→ Dataset rows
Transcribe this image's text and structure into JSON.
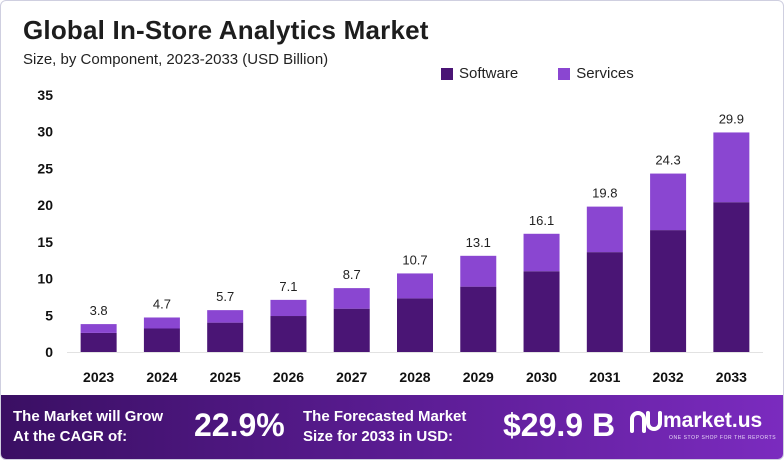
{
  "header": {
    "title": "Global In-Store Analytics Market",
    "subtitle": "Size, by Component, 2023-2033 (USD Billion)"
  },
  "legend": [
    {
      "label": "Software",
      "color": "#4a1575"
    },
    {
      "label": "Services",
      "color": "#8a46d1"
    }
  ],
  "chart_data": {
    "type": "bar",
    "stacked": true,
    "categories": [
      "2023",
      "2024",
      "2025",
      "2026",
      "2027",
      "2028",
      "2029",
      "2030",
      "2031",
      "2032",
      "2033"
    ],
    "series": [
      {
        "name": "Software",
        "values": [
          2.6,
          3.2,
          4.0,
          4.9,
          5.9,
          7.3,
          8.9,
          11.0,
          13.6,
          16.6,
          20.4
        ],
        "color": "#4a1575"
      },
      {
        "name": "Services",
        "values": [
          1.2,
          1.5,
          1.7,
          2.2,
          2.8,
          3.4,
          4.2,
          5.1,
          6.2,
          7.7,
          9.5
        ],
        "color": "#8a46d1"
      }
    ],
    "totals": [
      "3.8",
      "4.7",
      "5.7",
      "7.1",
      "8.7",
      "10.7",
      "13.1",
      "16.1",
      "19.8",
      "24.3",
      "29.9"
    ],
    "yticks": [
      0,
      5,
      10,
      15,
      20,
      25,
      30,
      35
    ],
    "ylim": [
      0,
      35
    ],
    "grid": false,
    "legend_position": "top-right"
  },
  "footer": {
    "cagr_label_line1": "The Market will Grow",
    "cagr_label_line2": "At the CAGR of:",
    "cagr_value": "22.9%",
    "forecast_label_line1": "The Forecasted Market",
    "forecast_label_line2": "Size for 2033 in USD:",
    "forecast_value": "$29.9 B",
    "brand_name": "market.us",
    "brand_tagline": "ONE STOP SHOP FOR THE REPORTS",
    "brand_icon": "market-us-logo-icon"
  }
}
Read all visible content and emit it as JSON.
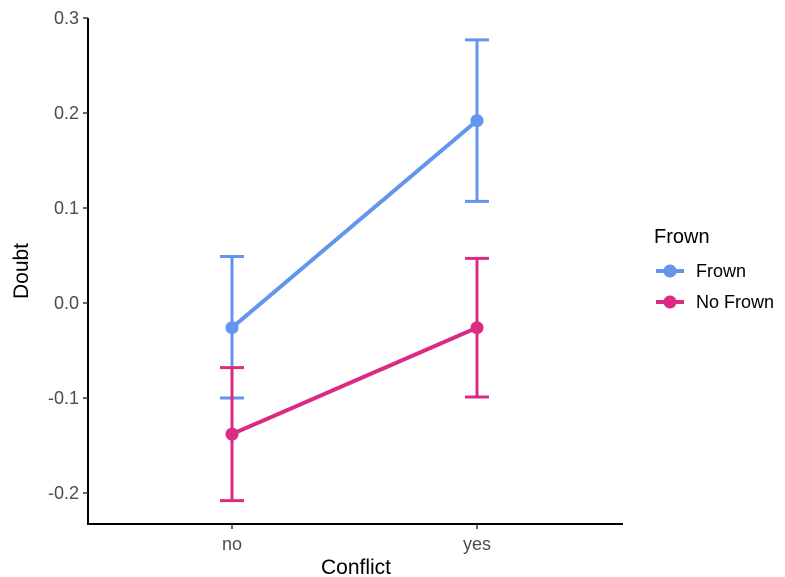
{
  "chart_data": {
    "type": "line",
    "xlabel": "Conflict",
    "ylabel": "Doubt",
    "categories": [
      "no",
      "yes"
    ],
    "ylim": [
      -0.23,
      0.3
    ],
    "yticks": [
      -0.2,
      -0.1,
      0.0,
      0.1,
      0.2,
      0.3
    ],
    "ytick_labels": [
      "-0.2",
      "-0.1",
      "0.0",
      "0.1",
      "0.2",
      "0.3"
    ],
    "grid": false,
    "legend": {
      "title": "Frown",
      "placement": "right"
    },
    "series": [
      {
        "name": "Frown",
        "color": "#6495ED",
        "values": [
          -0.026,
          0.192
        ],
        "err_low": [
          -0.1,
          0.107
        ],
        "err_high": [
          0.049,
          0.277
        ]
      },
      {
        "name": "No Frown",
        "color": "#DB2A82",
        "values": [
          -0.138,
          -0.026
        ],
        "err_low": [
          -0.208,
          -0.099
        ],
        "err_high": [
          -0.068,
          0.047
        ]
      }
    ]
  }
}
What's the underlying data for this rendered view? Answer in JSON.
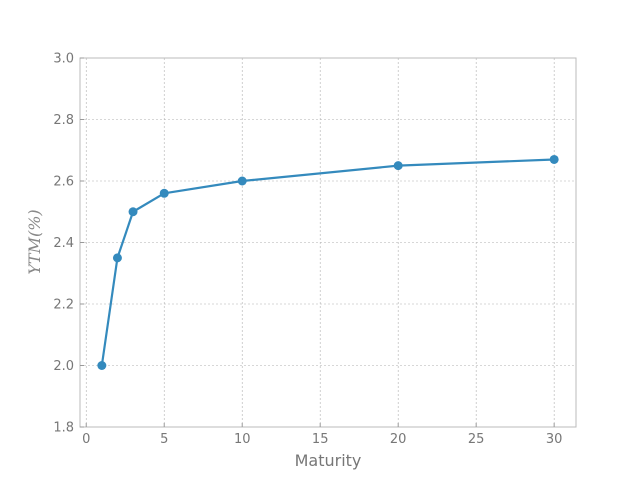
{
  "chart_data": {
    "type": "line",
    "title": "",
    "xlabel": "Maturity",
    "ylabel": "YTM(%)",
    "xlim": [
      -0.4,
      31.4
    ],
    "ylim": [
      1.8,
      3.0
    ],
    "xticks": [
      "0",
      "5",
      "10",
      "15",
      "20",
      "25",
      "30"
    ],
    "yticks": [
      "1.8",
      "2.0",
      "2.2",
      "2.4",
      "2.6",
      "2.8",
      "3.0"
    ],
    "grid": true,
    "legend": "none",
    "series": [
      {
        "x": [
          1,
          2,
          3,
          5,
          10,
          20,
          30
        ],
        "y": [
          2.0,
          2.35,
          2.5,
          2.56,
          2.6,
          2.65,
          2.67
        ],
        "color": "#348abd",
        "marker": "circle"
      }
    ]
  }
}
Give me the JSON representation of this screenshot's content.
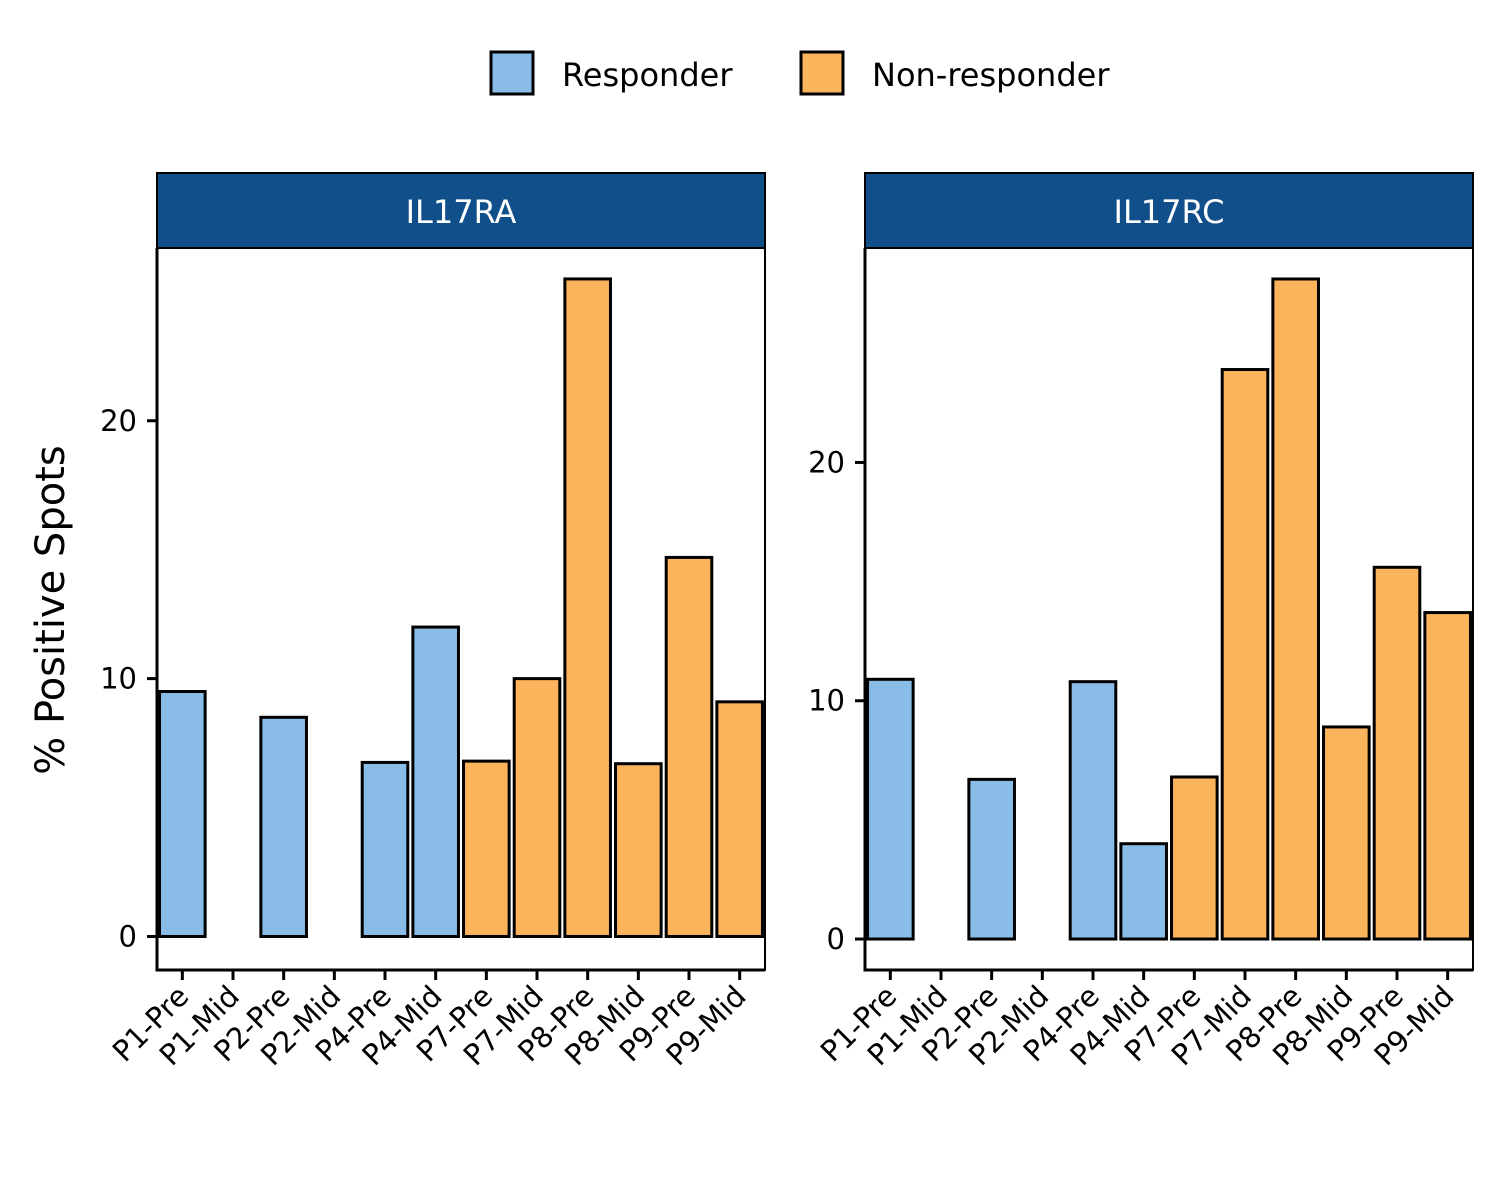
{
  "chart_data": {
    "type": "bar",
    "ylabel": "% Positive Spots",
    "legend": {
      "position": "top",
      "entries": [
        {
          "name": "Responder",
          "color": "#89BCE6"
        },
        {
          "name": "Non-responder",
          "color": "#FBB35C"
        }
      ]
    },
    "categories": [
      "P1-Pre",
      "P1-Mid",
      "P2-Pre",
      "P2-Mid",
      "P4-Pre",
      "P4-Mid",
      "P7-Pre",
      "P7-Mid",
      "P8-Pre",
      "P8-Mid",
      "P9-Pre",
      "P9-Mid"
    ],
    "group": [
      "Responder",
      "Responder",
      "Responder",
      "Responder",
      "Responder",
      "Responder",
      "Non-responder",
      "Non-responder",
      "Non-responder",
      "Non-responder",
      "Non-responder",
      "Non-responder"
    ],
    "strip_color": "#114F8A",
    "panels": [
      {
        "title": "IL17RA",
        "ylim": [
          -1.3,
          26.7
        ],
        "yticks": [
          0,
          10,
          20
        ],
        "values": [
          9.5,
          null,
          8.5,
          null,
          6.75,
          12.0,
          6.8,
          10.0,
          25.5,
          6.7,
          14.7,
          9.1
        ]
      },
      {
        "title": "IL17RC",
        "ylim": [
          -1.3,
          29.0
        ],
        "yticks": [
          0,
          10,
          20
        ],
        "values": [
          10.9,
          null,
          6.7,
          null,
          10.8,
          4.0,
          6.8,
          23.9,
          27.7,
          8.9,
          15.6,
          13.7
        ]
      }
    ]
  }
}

→ Given task
Report how many lines contain "JSON". Give nothing but the number.

→ Solution to the problem
4